◆ ROWS ◆
○ ○ ○ ○

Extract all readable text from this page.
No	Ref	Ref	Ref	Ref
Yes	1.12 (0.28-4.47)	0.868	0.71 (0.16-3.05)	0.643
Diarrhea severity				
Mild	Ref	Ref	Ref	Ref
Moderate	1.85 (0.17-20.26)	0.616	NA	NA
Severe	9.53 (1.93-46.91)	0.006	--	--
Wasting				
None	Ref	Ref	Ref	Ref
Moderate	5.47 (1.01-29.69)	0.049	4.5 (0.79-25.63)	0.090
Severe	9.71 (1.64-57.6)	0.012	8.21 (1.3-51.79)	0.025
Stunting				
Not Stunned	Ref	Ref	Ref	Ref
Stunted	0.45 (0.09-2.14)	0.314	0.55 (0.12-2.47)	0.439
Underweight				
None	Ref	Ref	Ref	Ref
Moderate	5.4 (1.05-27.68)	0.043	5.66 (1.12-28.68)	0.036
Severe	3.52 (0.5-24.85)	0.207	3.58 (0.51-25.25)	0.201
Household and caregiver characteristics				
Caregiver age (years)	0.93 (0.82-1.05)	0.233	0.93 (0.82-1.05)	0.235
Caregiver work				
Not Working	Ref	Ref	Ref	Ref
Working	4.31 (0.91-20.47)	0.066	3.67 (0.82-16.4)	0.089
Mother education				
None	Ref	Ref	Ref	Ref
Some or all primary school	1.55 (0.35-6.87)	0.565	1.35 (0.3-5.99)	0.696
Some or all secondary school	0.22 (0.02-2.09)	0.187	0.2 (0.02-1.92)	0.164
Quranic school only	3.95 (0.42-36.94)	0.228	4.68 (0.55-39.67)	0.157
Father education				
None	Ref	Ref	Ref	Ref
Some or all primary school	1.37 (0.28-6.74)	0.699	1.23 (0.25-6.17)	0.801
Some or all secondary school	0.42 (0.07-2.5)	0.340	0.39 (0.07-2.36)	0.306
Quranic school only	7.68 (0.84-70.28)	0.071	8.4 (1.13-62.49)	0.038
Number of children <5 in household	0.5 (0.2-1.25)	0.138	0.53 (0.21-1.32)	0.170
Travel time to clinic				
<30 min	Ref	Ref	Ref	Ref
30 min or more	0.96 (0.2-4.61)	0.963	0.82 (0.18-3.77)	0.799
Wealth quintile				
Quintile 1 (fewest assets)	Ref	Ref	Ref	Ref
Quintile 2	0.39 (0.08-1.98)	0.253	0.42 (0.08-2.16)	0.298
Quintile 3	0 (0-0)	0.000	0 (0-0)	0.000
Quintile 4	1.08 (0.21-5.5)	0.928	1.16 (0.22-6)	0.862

○ ○ ○ ○

◆ STATED PROBLEM ◆
Find the lines of the material that hold the word "school" and report their count alone.

◆ RESPONSE BELOW ◆
6